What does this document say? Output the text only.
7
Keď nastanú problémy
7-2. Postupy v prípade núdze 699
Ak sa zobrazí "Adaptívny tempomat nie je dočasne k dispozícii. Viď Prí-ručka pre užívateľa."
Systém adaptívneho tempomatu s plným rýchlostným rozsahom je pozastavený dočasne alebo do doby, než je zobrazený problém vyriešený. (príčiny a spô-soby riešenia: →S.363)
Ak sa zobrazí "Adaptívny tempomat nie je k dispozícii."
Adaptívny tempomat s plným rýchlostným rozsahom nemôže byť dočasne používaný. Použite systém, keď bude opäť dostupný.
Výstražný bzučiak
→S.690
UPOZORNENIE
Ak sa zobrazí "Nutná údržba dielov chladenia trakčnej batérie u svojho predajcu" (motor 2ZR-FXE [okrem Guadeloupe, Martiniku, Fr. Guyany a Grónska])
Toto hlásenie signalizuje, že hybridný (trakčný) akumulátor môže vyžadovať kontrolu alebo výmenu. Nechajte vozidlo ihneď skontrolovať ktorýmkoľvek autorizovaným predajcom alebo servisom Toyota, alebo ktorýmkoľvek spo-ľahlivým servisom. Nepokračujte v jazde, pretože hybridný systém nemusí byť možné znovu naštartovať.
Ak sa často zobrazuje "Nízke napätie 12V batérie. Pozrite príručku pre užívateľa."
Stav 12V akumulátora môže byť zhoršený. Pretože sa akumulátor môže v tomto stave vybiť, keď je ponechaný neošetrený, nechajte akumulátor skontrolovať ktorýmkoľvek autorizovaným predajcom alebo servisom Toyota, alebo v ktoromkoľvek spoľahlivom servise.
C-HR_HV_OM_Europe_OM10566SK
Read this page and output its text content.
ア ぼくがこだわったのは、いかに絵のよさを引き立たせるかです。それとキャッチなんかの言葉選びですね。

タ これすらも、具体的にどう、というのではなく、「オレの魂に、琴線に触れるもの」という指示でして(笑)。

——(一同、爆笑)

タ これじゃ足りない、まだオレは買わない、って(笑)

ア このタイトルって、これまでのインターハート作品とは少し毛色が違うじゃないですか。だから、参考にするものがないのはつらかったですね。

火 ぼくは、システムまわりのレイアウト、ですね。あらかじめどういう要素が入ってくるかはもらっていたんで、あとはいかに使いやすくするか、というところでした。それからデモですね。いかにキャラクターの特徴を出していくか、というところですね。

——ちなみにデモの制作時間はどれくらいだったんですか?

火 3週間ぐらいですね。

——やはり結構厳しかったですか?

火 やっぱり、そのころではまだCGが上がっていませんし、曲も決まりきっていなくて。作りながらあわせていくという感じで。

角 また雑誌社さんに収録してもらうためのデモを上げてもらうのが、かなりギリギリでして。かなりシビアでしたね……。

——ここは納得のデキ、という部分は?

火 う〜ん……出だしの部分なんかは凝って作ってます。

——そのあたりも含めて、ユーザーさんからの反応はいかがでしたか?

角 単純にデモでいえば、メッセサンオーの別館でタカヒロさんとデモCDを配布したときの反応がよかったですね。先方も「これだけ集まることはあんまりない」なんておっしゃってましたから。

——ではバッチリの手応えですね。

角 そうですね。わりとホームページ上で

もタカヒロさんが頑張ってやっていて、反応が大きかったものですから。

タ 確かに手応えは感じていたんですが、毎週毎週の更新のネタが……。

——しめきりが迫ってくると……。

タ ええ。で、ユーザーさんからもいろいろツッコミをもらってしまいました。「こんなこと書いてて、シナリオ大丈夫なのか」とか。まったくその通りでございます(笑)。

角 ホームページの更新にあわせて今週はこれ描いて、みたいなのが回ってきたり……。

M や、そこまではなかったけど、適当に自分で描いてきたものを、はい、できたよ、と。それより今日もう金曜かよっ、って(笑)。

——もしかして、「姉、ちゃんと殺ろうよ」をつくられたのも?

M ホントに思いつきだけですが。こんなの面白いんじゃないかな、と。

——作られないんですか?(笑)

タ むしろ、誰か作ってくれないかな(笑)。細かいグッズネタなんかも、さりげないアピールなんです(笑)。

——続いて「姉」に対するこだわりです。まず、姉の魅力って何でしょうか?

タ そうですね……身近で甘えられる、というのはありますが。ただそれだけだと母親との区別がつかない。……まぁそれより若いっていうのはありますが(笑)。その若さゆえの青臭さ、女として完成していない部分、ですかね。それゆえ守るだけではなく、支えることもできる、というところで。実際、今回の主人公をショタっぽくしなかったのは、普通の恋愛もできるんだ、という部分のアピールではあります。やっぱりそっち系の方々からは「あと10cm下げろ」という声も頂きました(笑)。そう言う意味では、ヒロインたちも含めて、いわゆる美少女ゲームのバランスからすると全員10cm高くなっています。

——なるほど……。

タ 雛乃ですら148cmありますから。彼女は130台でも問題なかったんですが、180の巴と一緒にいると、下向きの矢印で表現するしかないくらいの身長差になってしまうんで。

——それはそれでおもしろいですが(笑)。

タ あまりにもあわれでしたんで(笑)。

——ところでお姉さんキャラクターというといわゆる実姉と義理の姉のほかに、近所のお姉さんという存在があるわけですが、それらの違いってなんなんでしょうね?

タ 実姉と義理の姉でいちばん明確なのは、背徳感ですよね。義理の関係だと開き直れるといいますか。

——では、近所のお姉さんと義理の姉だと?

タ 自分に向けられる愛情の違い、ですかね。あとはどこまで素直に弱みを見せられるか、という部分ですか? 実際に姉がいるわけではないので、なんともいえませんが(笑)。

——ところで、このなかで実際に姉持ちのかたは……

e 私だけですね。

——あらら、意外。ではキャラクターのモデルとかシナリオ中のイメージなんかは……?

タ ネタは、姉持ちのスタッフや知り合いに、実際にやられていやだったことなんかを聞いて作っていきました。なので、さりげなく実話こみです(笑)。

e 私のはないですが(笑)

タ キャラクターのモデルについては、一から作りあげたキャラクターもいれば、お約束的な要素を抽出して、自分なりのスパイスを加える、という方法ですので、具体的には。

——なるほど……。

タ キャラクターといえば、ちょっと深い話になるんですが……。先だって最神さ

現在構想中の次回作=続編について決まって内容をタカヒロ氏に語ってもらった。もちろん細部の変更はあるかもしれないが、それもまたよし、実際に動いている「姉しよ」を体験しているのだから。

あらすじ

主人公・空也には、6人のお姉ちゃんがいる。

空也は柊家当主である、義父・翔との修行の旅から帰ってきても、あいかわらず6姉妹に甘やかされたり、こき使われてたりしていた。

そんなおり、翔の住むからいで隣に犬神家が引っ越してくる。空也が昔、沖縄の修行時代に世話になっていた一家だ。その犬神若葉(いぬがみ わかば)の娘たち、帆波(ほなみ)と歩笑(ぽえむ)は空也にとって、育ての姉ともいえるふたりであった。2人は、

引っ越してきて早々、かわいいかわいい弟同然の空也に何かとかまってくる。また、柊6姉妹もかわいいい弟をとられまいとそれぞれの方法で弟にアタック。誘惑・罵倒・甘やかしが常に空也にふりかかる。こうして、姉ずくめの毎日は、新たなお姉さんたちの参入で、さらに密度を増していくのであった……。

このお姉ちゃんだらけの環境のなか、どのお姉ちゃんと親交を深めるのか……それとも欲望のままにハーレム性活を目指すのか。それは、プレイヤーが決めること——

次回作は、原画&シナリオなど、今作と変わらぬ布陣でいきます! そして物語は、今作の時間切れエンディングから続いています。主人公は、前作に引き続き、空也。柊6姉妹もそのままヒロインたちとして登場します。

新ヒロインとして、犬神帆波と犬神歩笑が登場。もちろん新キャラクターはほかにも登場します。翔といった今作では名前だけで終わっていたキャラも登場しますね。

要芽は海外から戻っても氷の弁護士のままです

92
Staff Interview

→ **Task**
Please reproduce every line of the material word for word.

→ **Answer to the problem**
What does this document say? Output the text only.
7
Keď nastanú problémy
7-2. Postupy v prípade núdze 699
Ak sa zobrazí "Adaptívny tempomat nie je dočasne k dispozícii. Viď Prí-ručka pre užívateľa."
Systém adaptívneho tempomatu s plným rýchlostným rozsahom je pozastavený dočasne alebo do doby, než je zobrazený problém vyriešený. (príčiny a spô-soby riešenia: →S.363)
Ak sa zobrazí "Adaptívny tempomat nie je k dispozícii."
Adaptívny tempomat s plným rýchlostným rozsahom nemôže byť dočasne používaný. Použite systém, keď bude opäť dostupný.
Výstražný bzučiak
→S.690
UPOZORNENIE
Ak sa zobrazí "Nutná údržba dielov chladenia trakčnej batérie u svojho predajcu" (motor 2ZR-FXE [okrem Guadeloupe, Martiniku, Fr. Guyany a Grónska])
Toto hlásenie signalizuje, že hybridný (trakčný) akumulátor môže vyžadovať kontrolu alebo výmenu. Nechajte vozidlo ihneď skontrolovať ktorýmkoľvek autorizovaným predajcom alebo servisom Toyota, alebo ktorýmkoľvek spo-ľahlivým servisom. Nepokračujte v jazde, pretože hybridný systém nemusí byť možné znovu naštartovať.
Ak sa často zobrazuje "Nízke napätie 12V batérie. Pozrite príručku pre užívateľa."
Stav 12V akumulátora môže byť zhoršený. Pretože sa akumulátor môže v tomto stave vybiť, keď je ponechaný neošetrený, nechajte akumulátor skontrolovať ktorýmkoľvek autorizovaným predajcom alebo servisom Toyota, alebo v ktoromkoľvek spoľahlivom servise.
C-HR_HV_OM_Europe_OM10566SK
Read this page and output its text content.
ア ぼくがこだわったのは、いかに絵のよさを引き立たせるかです。それとキャッチなんかの言葉選びですね。

タ これすらも、具体的にどう、というのではなく、「オレの魂に、琴線に触れるもの」という指示でして(笑)。

——(一同、爆笑)

タ これじゃ足りない、まだオレは買わない、って(笑)

ア このタイトルって、これまでのインターハート作品とは少し毛色が違うじゃないですか。だから、参考にするものがないのはつらかったですね。

火 ぼくは、システムまわりのレイアウト、ですね。あらかじめどういう要素が入ってくるかはもらっていたんで、あとはいかに使いやすくするか、というところでした。それからデモですね。いかにキャラクターの特徴を出していくか、というところですね。

——ちなみにデモの制作時間はどれくらいだったんですか?

火 3週間ぐらいですね。

——やはり結構厳しかったですか?

火 やっぱり、そのころではまだCGが上がっていませんし、曲も決まりきっていなくて。作りながらあわせていくという感じで。

角 また雑誌社さんに収録してもらうためのデモを上げてもらうのが、かなりギリギリでして。かなりシビアでしたね……。

——ここは納得のデキ、という部分は?

火 う〜ん……出だしの部分なんかは凝って作ってます。

——そのあたりも含めて、ユーザーさんからの反応はいかがでしたか?

角 単純にデモでいえば、メッセサンオーの別館でタカヒロさんとデモCDを配布したときの反応がよかったですね。先方も「これだけ集まることはあんまりない」なんておっしゃってましたから。

——ではバッチリの手応えですね。

角 そうですね。わりとホームページ上で

もタカヒロさんが頑張ってやっていて、反応が大きかったものですから。

タ 確かに手応えは感じていたんですが、毎週毎週の更新のネタが……。

——しめきりが迫ってくると……。

タ ええ。で、ユーザーさんからもいろいろツッコミをもらってしまいました。「こんなこと書いてて、シナリオ大丈夫なのか」とか。まったくその通りでございます(笑)。

角 ホームページの更新にあわせて今週はこれ描いて、みたいなのが回ってきたり……。

M や、そこまではなかったけど、適当に自分で描いてきたものを、はい、できたよ、と。それより今日もう金曜かよっ、って(笑)。

——もしかして、「姉、ちゃんと殺ろうよ」をつくられたのも?

M ホントに思いつきだけですが。こんなの面白いんじゃないかな、と。

——作られないんですか?(笑)

タ むしろ、誰か作ってくれないかな(笑)。細かいグッズネタなんかも、さりげないアピールなんです(笑)。

——続いて「姉」に対するこだわりです。まず、姉の魅力って何でしょうか?

タ そうですね……身近で甘えられる、というのはありますが。ただそれだけだと母親との区別がつかない。……まぁそれより若いっていうのはありますが(笑)。その若さゆえの青臭さ、女として完成していない部分、ですかね。それゆえ守るだけではなく、支えることもできる、というところで。実際、今回の主人公をショタっぽくしなかったのは、普通の恋愛もできるんだ、という部分のアピールではあります。やっぱりそっち系の方々からは「あと10cm下げろ」という声も頂きました(笑)。そう言う意味では、ヒロインたちも含めて、いわゆる美少女ゲームのバランスからすると全員10cm高くなっています。

——なるほど……。

タ 雛乃ですら148cmありますから。彼女は130台でも問題なかったんですが、180の巴と一緒にいると、下向きの矢印で表現するしかないくらいの身長差になってしまうんで。

——それはそれでおもしろいですが(笑)。

タ あまりにもあわれでしたんで(笑)。

——ところでお姉さんキャラクターというといわゆる実姉と義理の姉のほかに、近所のお姉さんという存在があるわけですが、それらの違いってなんなんでしょうね?

タ 実姉と義理の姉でいちばん明確なのは、背徳感ですよね。義理の関係だと開き直れるといいますか。

——では、近所のお姉さんと義理の姉だと?

タ 自分に向けられる愛情の違い、ですかね。あとはどこまで素直に弱みを見せられるか、という部分ですか? 実際に姉がいるわけではないので、なんともいえませんが(笑)。

——ところで、このなかで実際に姉持ちのかたは……

e 私だけですね。

——あらら、意外。ではキャラクターのモデルとかシナリオ中のイメージなんかは……?

タ ネタは、姉持ちのスタッフや知り合いに、実際にやられていやだったことなんかを聞いて作っていきました。なので、さりげなく実話こみです(笑)。

e 私のはないですが(笑)

タ キャラクターのモデルについては、一から作りあげたキャラクターもいれば、お約束的な要素を抽出して、自分なりのスパイスを加える、という方法ですので、具体的には。

——なるほど……。

タ キャラクターといえば、ちょっと深い話になるんですが……。先だって最神さ

現在構想中の次回作=続編について決まって内容をタカヒロ氏に語ってもらった。もちろん細部の変更はあるかもしれないが、それもまたよし、実際に動いている「姉しよ」を体験しているのだから。

あらすじ

主人公・空也には、6人のお姉ちゃんがいる。

空也は柊家当主である、義父・翔との修行の旅から帰ってきても、あいかわらず6姉妹に甘やかされたり、こき使われてたりしていた。

そんなおり、翔の住むからいで隣に犬神家が引っ越してくる。空也が昔、沖縄の修行時代に世話になっていた一家だ。その犬神若葉(いぬがみ わかば)の娘たち、帆波(ほなみ)と歩笑(ぽえむ)は空也にとって、育ての姉ともいえるふたりであった。2人は、

引っ越してきて早々、かわいいかわいい弟同然の空也に何かとかまってくる。また、柊6姉妹もかわいいい弟をとられまいとそれぞれの方法で弟にアタック。誘惑・罵倒・甘やかしが常に空也にふりかかる。こうして、姉ずくめの毎日は、新たなお姉さんたちの参入で、さらに密度を増していくのであった……。

このお姉ちゃんだらけの環境のなか、どのお姉ちゃんと親交を深めるのか……それとも欲望のままにハーレム性活を目指すのか。それは、プレイヤーが決めること——

次回作は、原画&シナリオなど、今作と変わらぬ布陣でいきます! そして物語は、今作の時間切れエンディングから続いています。主人公は、前作に引き続き、空也。柊6姉妹もそのままヒロインたちとして登場します。

新ヒロインとして、犬神帆波と犬神歩笑が登場。もちろん新キャラクターはほかにも登場します。翔といった今作では名前だけで終わっていたキャラも登場しますね。

要芽は海外から戻っても氷の弁護士のままです

92
Staff Interview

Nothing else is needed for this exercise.